--- SET TASK ---
Write out the listing below in full and exactly, leaving out every picture.

(Dataset items)
::::::

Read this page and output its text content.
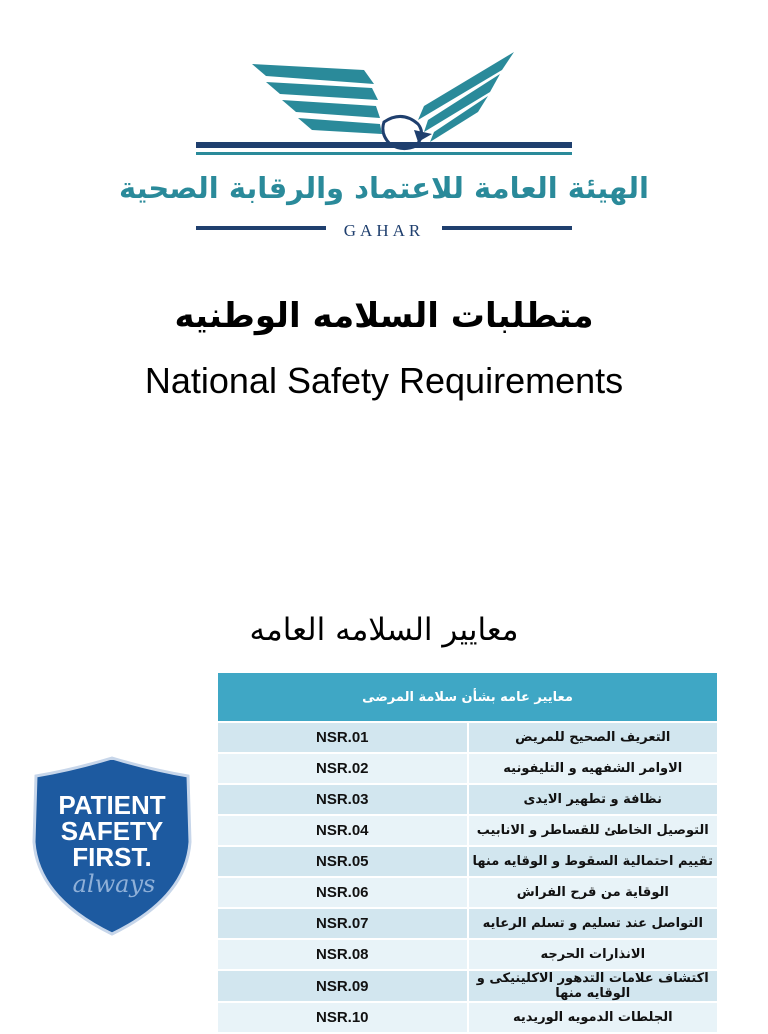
الهيئة العامة للاعتماد والرقابة الصحية
GAHAR
متطلبات السلامه الوطنيه
National Safety Requirements
معايير السلامه العامه
PATIENT
SAFETY
FIRST.
always
معايير عامه بشأن سلامة المرضى	
NSR.01	التعريف الصحيح للمريض
NSR.02	الاوامر الشفهيه و التليفونيه
NSR.03	نظافة و تطهير الايدى
NSR.04	التوصيل الخاطئ للقساطر و الانابيب
NSR.05	تقييم احتمالية السقوط و الوقايه منها
NSR.06	الوقاية من قرح الفراش
NSR.07	التواصل عند تسليم و تسلم الرعايه
NSR.08	الانذارات الحرجه
NSR.09	اكتشاف علامات التدهور الاكلينيكى و الوقايه منها
NSR.10	الجلطات الدمويه الوريديه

::::::

--- WORKED SOLUTION ---
Read this page and output its text content.
الهيئة العامة للاعتماد والرقابة الصحية
GAHAR
متطلبات السلامه الوطنيه
National Safety Requirements
معايير السلامه العامه
PATIENT
SAFETY
FIRST.
always
معايير عامه بشأن سلامة المرضى	
NSR.01	التعريف الصحيح للمريض
NSR.02	الاوامر الشفهيه و التليفونيه
NSR.03	نظافة و تطهير الايدى
NSR.04	التوصيل الخاطئ للقساطر و الانابيب
NSR.05	تقييم احتمالية السقوط و الوقايه منها
NSR.06	الوقاية من قرح الفراش
NSR.07	التواصل عند تسليم و تسلم الرعايه
NSR.08	الانذارات الحرجه
NSR.09	اكتشاف علامات التدهور الاكلينيكى و الوقايه منها
NSR.10	الجلطات الدمويه الوريديه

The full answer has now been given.